§ **TASK INSTRUCTIONS**:
Show all lines from the data that include the word "text".

§ **ENTRIES**:
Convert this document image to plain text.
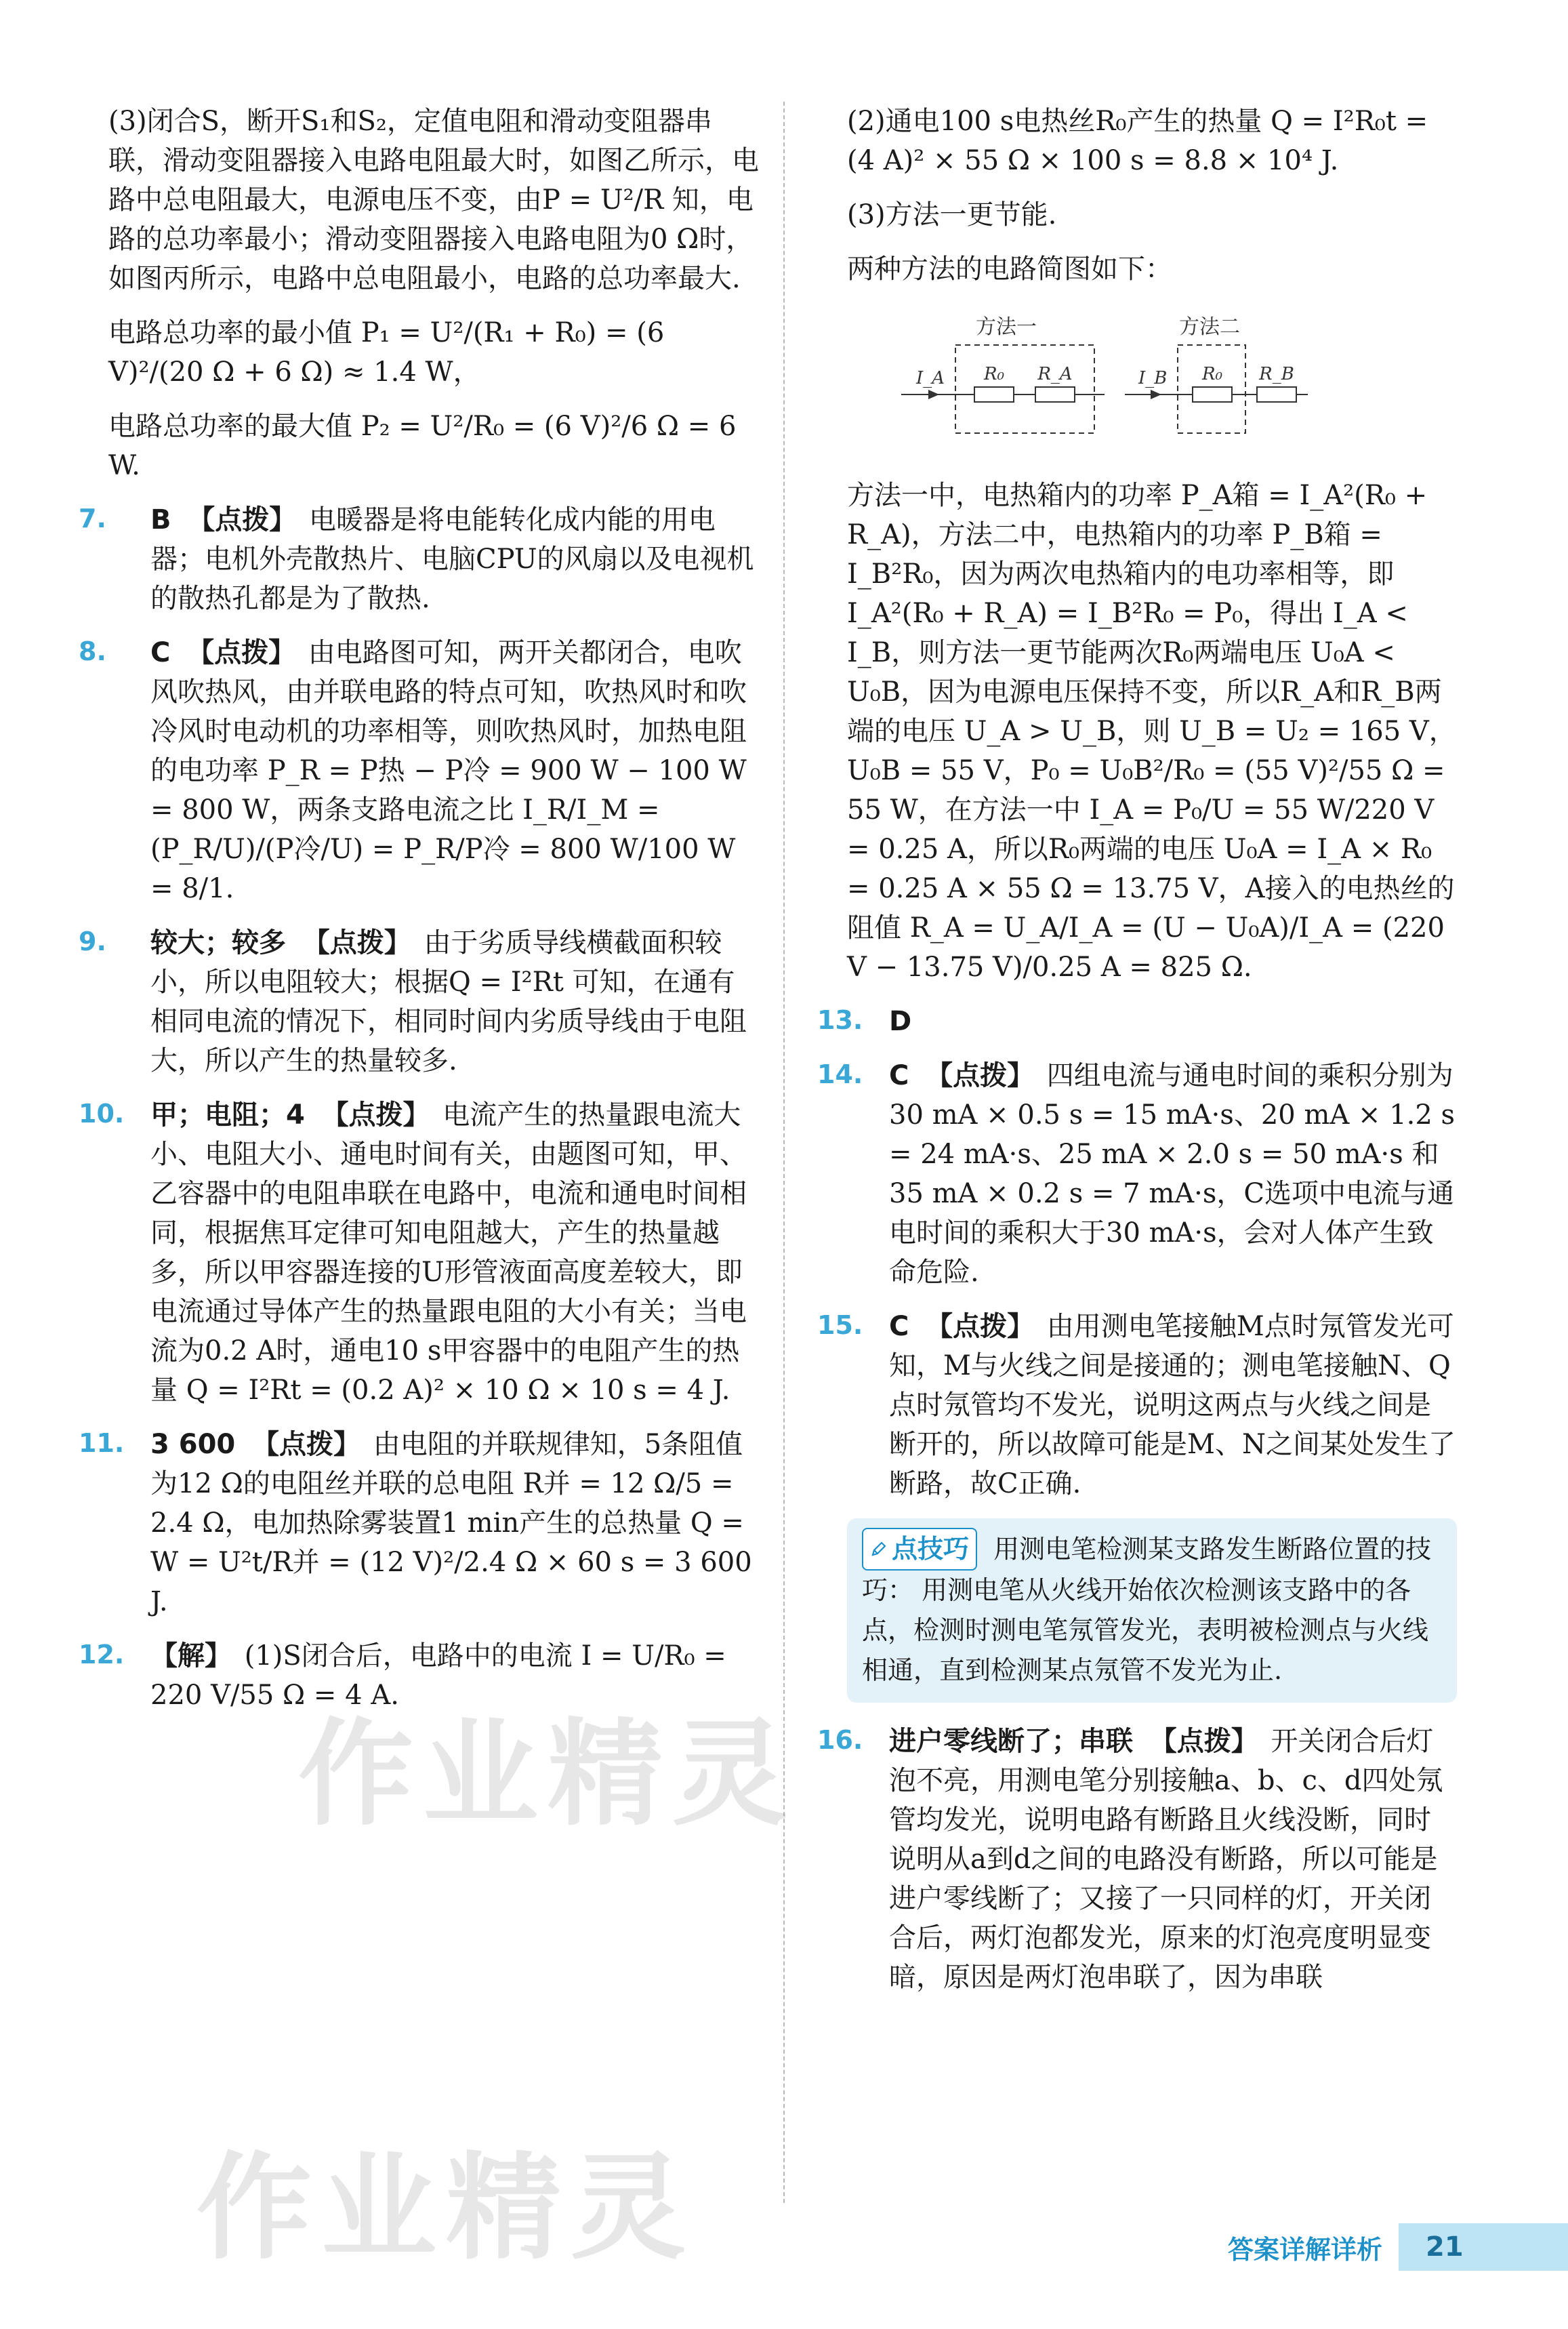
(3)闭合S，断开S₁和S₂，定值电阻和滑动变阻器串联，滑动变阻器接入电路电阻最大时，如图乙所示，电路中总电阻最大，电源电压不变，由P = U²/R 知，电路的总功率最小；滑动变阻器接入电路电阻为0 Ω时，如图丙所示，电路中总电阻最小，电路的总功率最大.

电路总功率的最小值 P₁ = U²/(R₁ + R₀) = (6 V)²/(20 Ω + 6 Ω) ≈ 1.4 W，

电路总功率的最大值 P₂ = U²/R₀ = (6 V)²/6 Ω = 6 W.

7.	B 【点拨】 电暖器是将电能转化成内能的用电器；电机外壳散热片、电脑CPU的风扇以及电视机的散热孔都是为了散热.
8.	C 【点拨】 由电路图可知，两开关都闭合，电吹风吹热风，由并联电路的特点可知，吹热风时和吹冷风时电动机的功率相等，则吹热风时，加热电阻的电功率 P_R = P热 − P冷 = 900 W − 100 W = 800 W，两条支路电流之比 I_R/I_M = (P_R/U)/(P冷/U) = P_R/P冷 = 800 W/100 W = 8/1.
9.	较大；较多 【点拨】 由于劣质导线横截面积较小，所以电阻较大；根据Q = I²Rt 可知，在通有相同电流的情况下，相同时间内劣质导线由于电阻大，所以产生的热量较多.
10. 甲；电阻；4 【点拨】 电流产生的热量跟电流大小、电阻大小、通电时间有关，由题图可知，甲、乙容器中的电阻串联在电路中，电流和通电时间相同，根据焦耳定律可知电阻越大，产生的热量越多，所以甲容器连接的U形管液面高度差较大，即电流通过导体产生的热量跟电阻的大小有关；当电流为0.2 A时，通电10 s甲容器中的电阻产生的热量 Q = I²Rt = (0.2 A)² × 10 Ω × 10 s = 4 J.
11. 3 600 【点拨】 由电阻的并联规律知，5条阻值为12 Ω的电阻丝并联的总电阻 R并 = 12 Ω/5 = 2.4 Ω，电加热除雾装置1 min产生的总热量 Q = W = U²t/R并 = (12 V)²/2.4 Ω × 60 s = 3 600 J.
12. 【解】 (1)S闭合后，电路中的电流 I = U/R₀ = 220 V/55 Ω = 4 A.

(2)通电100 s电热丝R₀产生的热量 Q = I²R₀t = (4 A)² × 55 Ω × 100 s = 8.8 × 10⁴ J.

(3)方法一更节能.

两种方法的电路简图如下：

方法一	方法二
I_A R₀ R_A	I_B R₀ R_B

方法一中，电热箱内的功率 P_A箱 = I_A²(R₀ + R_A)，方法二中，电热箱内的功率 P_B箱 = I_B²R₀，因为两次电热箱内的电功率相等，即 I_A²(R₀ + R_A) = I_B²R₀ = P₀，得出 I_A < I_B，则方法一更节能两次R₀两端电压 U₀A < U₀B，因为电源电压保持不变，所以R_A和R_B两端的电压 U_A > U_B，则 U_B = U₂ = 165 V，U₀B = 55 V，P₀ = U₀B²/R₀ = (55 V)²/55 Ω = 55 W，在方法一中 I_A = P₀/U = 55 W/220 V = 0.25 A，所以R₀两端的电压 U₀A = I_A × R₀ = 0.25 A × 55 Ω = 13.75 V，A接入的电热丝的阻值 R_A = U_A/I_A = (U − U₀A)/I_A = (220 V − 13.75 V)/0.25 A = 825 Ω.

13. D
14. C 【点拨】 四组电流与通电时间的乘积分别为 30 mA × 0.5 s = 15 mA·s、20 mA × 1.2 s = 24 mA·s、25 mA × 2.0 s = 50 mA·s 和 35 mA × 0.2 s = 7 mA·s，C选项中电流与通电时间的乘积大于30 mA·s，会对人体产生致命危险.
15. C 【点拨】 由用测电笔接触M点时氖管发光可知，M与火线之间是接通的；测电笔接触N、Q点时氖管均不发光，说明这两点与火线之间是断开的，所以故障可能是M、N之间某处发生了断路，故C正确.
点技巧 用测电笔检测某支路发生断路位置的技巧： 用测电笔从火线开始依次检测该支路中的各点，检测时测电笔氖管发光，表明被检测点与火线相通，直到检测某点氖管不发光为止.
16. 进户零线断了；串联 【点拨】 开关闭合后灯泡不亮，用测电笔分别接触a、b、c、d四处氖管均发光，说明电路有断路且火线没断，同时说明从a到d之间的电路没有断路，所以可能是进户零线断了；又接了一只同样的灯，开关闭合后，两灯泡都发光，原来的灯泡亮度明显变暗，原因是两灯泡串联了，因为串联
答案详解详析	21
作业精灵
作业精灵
* * *
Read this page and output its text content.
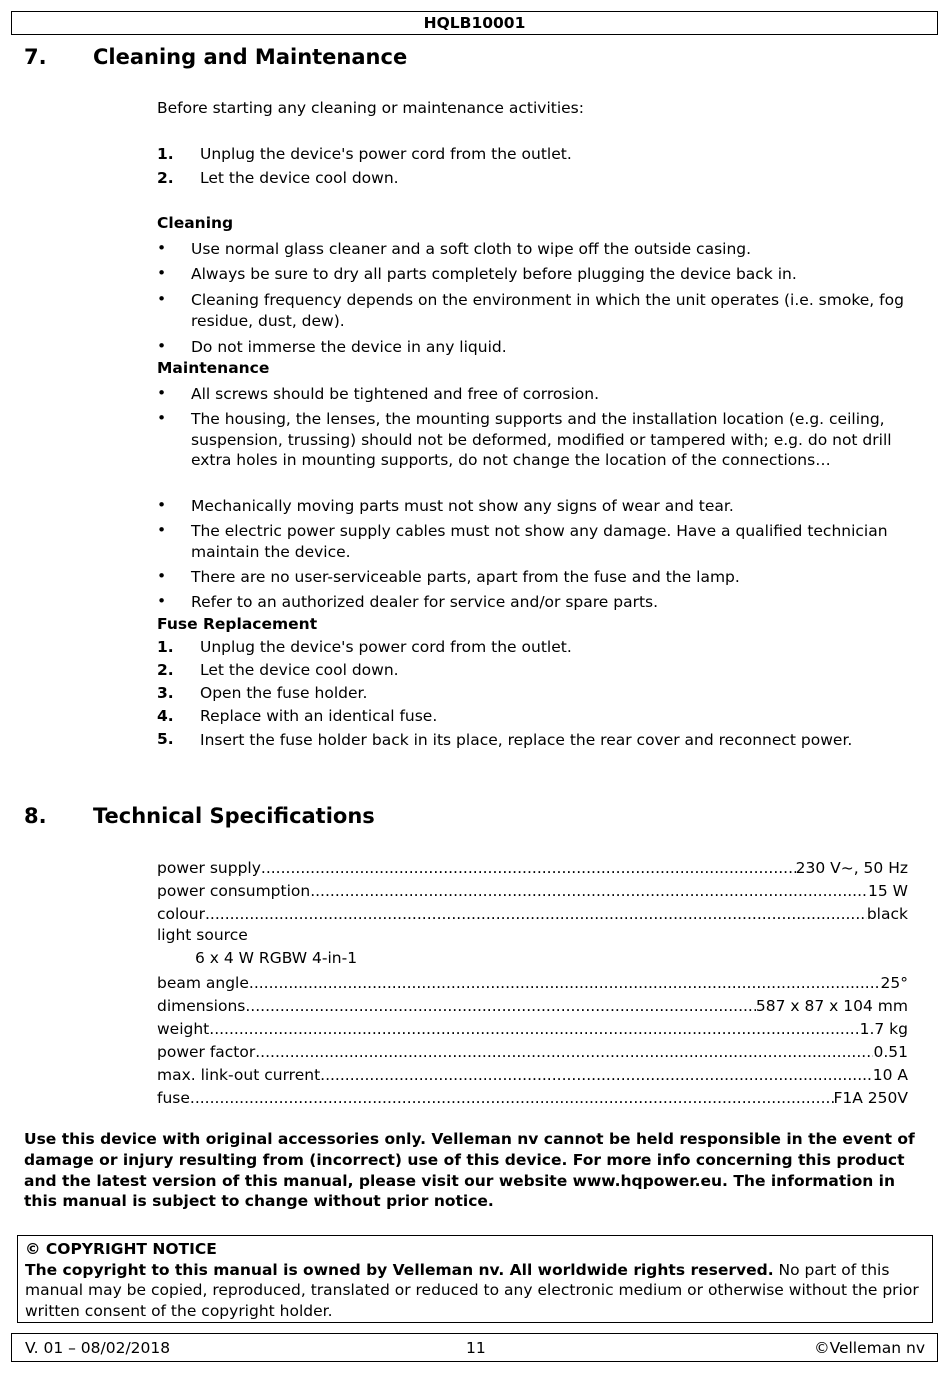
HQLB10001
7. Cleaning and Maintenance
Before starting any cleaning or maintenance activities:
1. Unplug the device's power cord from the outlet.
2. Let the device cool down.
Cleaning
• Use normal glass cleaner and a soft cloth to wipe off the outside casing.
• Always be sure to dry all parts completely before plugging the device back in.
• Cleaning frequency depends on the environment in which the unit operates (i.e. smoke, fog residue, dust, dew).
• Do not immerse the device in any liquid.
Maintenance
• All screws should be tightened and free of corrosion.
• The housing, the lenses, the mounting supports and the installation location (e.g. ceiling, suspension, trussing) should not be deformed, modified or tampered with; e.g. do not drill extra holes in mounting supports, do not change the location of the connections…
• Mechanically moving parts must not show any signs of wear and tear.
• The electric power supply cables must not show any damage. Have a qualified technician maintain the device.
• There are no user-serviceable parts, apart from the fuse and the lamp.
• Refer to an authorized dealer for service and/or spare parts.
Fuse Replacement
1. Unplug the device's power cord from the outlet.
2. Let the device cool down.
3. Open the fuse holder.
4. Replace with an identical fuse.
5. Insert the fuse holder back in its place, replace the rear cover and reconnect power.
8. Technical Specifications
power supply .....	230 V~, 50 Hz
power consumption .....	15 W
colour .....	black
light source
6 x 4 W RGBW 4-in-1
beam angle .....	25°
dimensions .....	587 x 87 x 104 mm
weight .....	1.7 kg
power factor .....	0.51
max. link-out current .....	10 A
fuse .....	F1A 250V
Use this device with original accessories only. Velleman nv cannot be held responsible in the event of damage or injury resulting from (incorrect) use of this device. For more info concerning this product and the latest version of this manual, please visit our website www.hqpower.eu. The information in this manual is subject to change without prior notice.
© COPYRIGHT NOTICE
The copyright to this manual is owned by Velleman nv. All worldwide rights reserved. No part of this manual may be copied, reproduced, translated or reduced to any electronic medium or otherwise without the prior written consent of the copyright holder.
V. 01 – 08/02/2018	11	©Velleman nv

§ **REPLY**:
Convert this document image to plain text.
Read this page and output its text content.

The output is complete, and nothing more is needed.